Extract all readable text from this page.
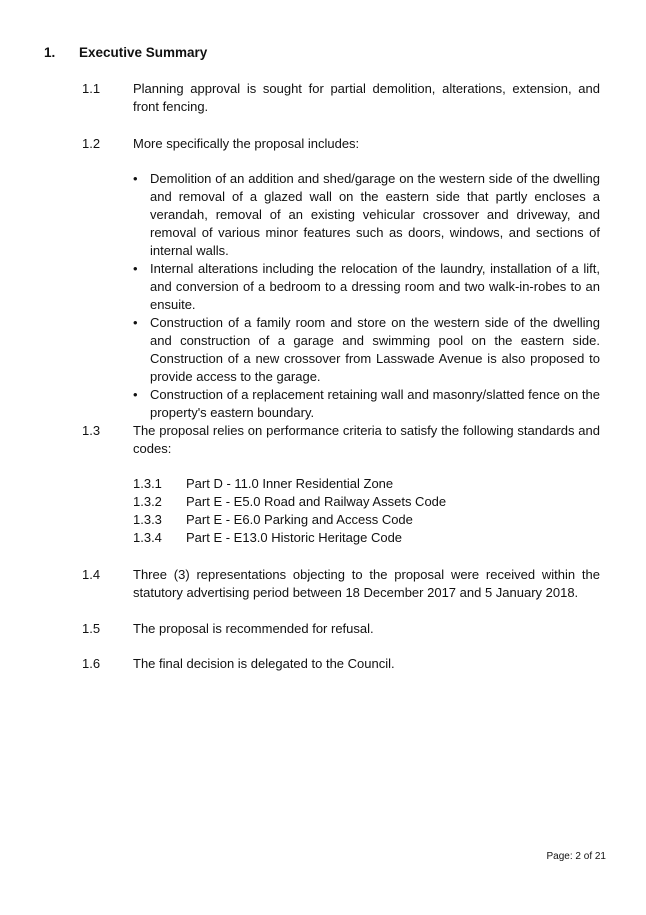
1. Executive Summary
1.1	Planning approval is sought for partial demolition, alterations, extension, and front fencing.
1.2	More specifically the proposal includes:
• Demolition of an addition and shed/garage on the western side of the dwelling and removal of a glazed wall on the eastern side that partly encloses a verandah, removal of an existing vehicular crossover and driveway, and removal of various minor features such as doors, windows, and sections of internal walls.
• Internal alterations including the relocation of the laundry, installation of a lift, and conversion of a bedroom to a dressing room and two walk-in-robes to an ensuite.
• Construction of a family room and store on the western side of the dwelling and construction of a garage and swimming pool on the eastern side. Construction of a new crossover from Lasswade Avenue is also proposed to provide access to the garage.
• Construction of a replacement retaining wall and masonry/slatted fence on the property's eastern boundary.
1.3	The proposal relies on performance criteria to satisfy the following standards and codes:
1.3.1 Part D - 11.0 Inner Residential Zone
1.3.2 Part E - E5.0 Road and Railway Assets Code
1.3.3 Part E - E6.0 Parking and Access Code
1.3.4 Part E - E13.0 Historic Heritage Code
1.4	Three (3) representations objecting to the proposal were received within the statutory advertising period between 18 December 2017 and 5 January 2018.
1.5	The proposal is recommended for refusal.
1.6	The final decision is delegated to the Council.
Page: 2 of 21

■ ■ ■

■ Short problem
Determine how many lines contain the word "crossover" and reply with that number alone.

■ Full solution
2